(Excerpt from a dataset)
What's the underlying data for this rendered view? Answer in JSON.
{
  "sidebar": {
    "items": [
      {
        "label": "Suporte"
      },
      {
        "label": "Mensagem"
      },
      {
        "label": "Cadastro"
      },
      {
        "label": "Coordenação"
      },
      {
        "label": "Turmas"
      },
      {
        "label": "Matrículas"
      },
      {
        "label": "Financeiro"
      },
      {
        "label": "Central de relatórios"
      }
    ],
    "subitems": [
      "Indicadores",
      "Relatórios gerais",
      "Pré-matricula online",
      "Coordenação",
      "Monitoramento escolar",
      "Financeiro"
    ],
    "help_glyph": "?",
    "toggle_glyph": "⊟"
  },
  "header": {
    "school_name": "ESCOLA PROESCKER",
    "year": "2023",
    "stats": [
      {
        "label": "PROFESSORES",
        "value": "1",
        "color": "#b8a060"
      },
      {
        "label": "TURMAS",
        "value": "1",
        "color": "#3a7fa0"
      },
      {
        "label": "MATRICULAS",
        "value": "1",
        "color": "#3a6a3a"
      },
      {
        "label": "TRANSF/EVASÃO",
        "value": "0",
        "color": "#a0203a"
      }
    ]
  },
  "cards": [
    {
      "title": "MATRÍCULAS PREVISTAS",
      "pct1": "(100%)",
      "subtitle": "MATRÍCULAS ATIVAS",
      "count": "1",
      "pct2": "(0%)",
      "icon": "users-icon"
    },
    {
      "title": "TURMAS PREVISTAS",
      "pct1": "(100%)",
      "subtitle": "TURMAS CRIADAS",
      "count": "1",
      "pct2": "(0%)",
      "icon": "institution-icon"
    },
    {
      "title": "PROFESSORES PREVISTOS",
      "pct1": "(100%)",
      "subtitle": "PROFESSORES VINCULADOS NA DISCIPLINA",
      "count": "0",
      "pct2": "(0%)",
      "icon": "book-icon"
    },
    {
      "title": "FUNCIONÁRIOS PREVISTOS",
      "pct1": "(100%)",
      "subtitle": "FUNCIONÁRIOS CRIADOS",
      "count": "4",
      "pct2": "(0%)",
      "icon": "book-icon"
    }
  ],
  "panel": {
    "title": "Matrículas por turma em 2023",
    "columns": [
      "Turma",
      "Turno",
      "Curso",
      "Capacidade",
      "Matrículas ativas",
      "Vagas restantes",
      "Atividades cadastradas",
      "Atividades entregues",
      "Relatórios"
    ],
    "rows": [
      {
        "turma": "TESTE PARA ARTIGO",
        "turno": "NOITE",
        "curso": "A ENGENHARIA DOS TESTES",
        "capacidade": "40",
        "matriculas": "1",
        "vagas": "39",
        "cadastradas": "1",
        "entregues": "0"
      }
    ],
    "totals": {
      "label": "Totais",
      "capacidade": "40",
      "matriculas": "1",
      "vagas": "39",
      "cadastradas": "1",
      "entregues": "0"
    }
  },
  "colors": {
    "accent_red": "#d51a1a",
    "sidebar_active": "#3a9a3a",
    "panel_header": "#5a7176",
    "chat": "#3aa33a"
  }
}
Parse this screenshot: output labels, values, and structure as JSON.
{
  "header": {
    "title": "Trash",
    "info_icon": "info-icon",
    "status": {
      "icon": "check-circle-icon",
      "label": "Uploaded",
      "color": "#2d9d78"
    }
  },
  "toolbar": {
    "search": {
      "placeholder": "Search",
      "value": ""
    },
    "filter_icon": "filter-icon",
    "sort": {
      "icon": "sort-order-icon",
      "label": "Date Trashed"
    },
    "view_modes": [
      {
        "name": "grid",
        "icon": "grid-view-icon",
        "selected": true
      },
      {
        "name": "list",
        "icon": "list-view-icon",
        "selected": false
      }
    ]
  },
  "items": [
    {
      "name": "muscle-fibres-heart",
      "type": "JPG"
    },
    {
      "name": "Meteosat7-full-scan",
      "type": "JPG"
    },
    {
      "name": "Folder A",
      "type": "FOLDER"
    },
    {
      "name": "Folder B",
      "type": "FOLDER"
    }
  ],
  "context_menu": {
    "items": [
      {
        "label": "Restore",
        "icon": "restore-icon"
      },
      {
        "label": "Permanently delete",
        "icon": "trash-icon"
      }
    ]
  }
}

--

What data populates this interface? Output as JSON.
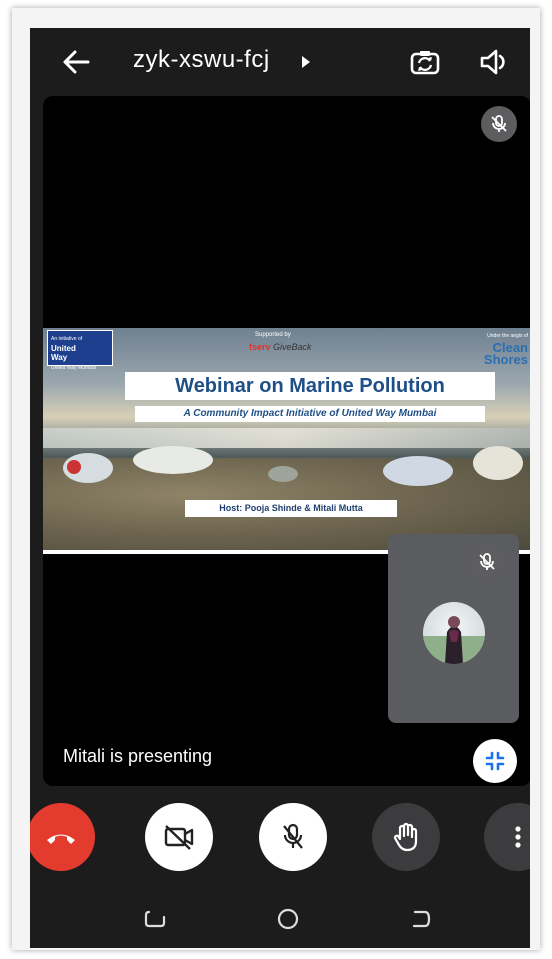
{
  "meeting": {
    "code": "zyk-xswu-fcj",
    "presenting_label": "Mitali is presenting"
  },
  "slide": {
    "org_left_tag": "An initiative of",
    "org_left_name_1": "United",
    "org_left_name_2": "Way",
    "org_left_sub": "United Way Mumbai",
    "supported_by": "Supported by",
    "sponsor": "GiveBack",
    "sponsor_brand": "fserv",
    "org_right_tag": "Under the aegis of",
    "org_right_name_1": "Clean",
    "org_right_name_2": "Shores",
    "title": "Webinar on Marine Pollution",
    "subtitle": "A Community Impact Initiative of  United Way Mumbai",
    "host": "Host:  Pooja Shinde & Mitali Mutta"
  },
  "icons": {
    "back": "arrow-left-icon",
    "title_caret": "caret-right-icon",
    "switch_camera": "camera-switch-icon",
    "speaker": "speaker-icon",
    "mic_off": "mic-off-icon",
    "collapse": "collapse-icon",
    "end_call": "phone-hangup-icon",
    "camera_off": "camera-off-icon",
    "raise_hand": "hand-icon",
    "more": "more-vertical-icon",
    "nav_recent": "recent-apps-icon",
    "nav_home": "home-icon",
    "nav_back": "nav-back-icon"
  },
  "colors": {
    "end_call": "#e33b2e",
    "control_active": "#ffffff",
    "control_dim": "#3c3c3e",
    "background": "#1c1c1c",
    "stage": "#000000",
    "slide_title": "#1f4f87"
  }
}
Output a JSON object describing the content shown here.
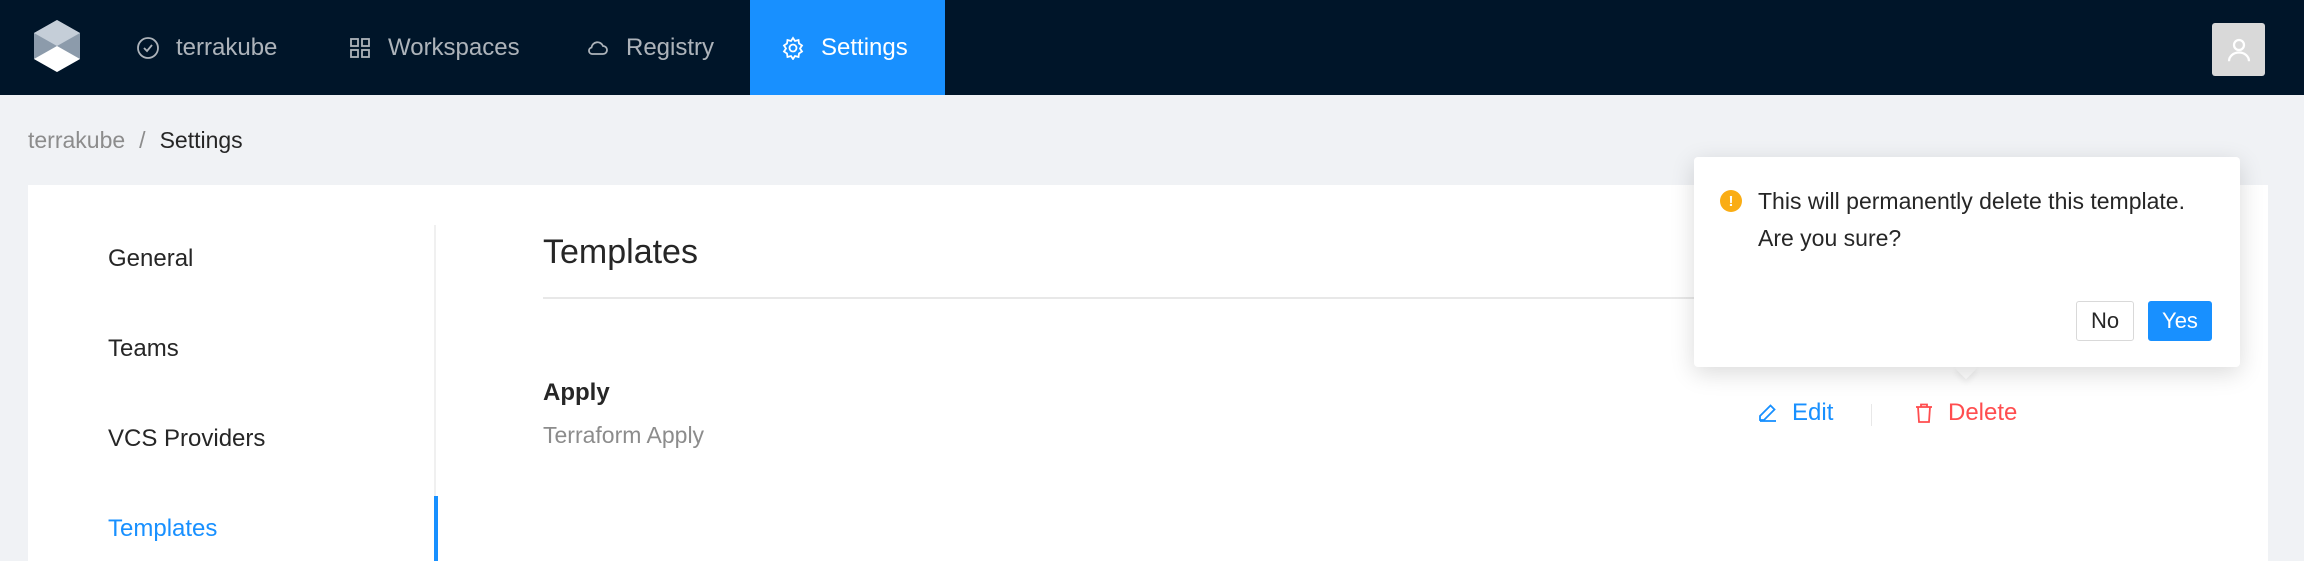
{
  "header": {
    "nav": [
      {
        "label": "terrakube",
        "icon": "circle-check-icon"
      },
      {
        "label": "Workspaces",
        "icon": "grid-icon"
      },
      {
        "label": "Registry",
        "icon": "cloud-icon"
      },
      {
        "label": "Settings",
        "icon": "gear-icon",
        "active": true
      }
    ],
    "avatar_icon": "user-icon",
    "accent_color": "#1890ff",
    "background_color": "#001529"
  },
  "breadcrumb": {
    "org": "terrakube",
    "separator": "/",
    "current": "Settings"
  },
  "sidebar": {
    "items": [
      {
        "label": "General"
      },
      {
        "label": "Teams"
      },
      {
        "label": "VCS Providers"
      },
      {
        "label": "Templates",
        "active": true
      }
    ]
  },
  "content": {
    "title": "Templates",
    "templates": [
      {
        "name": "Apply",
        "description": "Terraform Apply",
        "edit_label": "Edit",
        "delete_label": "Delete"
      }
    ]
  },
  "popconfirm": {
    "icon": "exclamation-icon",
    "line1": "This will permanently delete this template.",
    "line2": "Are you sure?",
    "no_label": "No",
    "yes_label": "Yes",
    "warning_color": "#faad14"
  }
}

> **SHORT EXERCISE**
State how many lines above include the word "What", and nothing more.

> **IN RESPONSE**
2